**Given instruction:** Set out the listing as a numbered list, from its first line up to and including the line with "x-tick-label: ago.-16 (392, 526, 411, 584)". Skip blank lines.

**Data for processing:**

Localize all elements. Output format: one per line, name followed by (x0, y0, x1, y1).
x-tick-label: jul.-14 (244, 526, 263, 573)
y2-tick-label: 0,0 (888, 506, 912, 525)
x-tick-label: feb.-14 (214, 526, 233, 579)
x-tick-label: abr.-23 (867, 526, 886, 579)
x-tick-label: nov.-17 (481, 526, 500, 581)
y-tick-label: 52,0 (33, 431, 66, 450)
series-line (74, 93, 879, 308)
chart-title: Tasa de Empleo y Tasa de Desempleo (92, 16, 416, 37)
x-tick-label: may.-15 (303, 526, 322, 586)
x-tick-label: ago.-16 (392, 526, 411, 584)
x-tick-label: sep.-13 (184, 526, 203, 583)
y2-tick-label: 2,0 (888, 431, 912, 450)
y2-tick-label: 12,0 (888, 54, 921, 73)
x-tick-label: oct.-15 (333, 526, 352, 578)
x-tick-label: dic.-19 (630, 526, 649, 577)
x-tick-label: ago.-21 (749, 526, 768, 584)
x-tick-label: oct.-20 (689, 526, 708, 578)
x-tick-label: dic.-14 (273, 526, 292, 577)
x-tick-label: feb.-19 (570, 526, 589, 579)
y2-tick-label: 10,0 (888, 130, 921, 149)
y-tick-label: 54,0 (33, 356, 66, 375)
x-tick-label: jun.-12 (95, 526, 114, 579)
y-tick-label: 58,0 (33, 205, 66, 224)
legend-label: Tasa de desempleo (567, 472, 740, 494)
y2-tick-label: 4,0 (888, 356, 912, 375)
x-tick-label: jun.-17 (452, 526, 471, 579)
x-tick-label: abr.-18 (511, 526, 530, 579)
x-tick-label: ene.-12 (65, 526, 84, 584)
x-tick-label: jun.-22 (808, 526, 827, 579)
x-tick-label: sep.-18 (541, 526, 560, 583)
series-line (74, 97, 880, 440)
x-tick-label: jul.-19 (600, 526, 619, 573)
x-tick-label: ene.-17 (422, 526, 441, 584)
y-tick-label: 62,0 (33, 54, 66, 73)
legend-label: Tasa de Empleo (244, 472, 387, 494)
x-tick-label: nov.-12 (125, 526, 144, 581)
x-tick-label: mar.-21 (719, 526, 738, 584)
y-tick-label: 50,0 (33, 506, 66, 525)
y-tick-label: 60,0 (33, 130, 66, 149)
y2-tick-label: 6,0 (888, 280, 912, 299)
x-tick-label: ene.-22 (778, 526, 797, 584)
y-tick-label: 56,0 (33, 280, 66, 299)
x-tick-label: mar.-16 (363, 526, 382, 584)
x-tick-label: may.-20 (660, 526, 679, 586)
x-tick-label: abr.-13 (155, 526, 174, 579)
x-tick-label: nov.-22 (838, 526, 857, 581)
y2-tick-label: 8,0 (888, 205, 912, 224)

**Exercise output:**
1. Localize all elements. Output format: one per line, name followed by (x0, y0, x1, y1).
2. x-tick-label: jul.-14 (244, 526, 263, 573)
3. y2-tick-label: 0,0 (888, 506, 912, 525)
4. x-tick-label: feb.-14 (214, 526, 233, 579)
5. x-tick-label: abr.-23 (867, 526, 886, 579)
6. x-tick-label: nov.-17 (481, 526, 500, 581)
7. y-tick-label: 52,0 (33, 431, 66, 450)
8. series-line (74, 93, 879, 308)
9. chart-title: Tasa de Empleo y Tasa de Desempleo (92, 16, 416, 37)
10. x-tick-label: may.-15 (303, 526, 322, 586)
11. x-tick-label: ago.-16 (392, 526, 411, 584)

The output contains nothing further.